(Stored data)
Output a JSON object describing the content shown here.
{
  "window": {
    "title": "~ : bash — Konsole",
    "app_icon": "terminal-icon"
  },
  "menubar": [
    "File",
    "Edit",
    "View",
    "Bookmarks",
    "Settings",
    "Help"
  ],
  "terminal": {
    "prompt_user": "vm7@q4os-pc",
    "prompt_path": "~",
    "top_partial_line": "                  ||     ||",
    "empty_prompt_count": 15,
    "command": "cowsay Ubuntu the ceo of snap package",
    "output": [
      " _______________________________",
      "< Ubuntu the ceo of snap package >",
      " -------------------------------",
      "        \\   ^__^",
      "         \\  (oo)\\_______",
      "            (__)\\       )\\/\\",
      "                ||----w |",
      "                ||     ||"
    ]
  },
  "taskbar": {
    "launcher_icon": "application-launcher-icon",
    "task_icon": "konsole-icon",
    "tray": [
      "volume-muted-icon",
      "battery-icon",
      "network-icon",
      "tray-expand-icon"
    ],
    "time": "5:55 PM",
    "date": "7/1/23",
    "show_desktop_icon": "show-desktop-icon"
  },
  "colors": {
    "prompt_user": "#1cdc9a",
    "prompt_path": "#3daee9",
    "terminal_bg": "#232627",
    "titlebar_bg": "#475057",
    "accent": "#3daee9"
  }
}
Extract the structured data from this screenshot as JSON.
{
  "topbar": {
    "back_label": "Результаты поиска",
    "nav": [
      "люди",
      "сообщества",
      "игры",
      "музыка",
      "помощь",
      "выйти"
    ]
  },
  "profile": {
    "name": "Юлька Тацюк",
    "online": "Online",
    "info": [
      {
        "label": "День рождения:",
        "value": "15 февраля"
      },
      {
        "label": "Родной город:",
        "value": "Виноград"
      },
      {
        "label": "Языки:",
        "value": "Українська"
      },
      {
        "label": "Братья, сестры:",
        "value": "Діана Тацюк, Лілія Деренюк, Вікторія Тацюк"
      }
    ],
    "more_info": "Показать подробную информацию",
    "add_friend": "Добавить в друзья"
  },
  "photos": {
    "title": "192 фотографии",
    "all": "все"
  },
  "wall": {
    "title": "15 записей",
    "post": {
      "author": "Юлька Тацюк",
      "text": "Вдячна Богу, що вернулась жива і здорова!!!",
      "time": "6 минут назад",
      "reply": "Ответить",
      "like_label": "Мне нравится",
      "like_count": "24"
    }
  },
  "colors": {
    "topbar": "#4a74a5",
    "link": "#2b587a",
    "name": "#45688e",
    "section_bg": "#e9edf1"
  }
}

Task statement
All lines from the one with "Extract the structured" through the final line above are to be quoted exactly; quote no other line.

Full answer
Extract the structured data from this screenshot as JSON.
{
  "topbar": {
    "back_label": "Результаты поиска",
    "nav": [
      "люди",
      "сообщества",
      "игры",
      "музыка",
      "помощь",
      "выйти"
    ]
  },
  "profile": {
    "name": "Юлька Тацюк",
    "online": "Online",
    "info": [
      {
        "label": "День рождения:",
        "value": "15 февраля"
      },
      {
        "label": "Родной город:",
        "value": "Виноград"
      },
      {
        "label": "Языки:",
        "value": "Українська"
      },
      {
        "label": "Братья, сестры:",
        "value": "Діана Тацюк, Лілія Деренюк, Вікторія Тацюк"
      }
    ],
    "more_info": "Показать подробную информацию",
    "add_friend": "Добавить в друзья"
  },
  "photos": {
    "title": "192 фотографии",
    "all": "все"
  },
  "wall": {
    "title": "15 записей",
    "post": {
      "author": "Юлька Тацюк",
      "text": "Вдячна Богу, що вернулась жива і здорова!!!",
      "time": "6 минут назад",
      "reply": "Ответить",
      "like_label": "Мне нравится",
      "like_count": "24"
    }
  },
  "colors": {
    "topbar": "#4a74a5",
    "link": "#2b587a",
    "name": "#45688e",
    "section_bg": "#e9edf1"
  }
}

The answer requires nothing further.